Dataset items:
--- BEGIN ---

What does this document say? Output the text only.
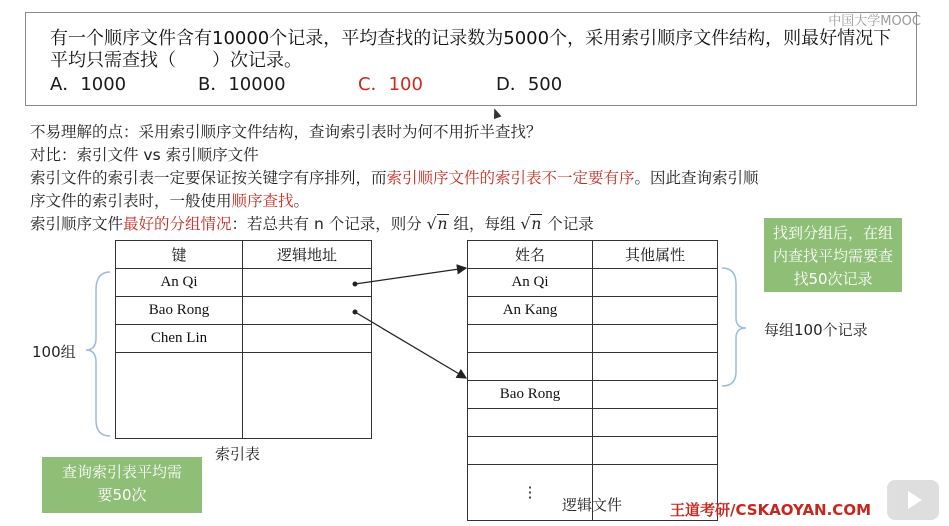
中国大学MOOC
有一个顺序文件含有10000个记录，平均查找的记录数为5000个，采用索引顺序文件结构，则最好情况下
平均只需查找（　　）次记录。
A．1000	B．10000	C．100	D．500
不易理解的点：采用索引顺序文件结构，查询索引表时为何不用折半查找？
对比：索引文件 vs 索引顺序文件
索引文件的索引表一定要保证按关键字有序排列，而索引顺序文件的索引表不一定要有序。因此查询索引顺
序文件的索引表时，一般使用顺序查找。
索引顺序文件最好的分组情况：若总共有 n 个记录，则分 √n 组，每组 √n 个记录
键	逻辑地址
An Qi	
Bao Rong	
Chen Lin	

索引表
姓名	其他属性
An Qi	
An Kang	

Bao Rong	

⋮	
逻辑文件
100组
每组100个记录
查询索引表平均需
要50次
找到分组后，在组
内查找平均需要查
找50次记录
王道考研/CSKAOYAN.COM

--- END ---
--- BEGIN ---

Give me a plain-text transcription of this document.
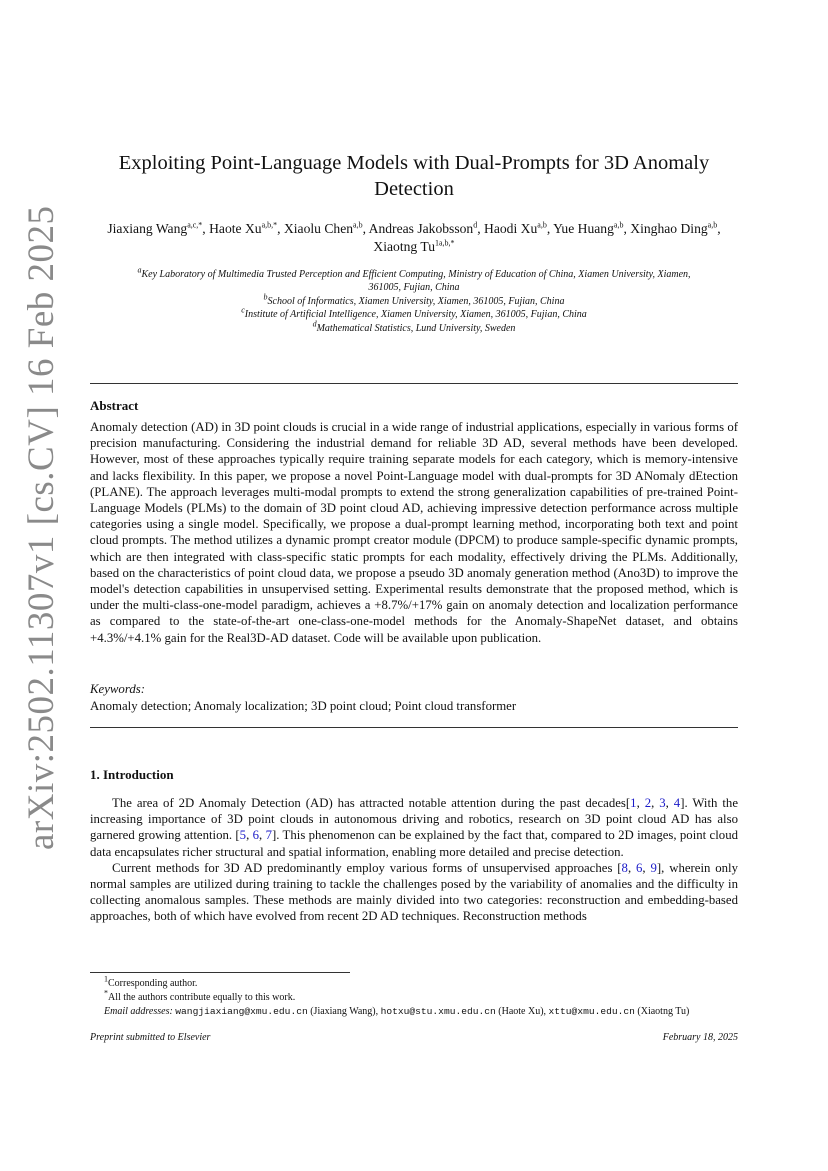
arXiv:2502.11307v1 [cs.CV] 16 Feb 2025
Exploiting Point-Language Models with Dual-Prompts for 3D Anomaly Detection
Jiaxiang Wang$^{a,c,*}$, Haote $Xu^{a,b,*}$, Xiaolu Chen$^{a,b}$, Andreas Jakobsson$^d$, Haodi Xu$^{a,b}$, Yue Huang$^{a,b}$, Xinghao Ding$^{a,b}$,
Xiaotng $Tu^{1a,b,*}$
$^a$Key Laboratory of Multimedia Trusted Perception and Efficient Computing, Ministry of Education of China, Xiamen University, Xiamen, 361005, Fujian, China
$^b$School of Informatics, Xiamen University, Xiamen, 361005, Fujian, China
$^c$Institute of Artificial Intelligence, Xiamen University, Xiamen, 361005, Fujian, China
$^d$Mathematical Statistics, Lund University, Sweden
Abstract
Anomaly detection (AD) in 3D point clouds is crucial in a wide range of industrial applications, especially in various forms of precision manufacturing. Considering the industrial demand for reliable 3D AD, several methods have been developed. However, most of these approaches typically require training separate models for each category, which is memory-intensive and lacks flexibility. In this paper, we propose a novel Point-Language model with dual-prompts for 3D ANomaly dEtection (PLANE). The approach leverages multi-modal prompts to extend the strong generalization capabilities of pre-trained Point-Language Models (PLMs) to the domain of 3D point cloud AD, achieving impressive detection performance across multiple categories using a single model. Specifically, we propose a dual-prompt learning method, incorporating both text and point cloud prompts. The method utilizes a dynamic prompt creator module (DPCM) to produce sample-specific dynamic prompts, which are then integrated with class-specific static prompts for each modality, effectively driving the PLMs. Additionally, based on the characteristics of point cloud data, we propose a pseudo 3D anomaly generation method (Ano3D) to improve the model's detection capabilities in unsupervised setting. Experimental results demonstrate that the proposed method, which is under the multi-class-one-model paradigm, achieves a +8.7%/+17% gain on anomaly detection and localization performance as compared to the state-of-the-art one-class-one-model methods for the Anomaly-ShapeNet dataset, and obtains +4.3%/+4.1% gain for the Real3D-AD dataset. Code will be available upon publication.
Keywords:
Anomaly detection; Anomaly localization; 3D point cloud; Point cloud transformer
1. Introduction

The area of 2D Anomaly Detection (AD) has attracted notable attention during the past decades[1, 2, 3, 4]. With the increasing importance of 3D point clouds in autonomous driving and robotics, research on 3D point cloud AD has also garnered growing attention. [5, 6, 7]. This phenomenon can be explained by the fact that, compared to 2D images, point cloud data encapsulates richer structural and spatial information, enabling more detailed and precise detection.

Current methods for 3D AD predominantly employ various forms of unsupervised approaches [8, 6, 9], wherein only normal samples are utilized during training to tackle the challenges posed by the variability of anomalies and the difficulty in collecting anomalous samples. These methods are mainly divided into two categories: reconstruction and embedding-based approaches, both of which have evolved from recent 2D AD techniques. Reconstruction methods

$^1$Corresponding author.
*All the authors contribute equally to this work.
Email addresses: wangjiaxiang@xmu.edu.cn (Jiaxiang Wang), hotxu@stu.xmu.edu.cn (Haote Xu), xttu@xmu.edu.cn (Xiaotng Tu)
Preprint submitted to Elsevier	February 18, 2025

--- END ---

TASK OBJECTIVE =>
Lines holding the word "during" should be counted across the entries; state only how many there are.

RESULT OF THE TASK =>
2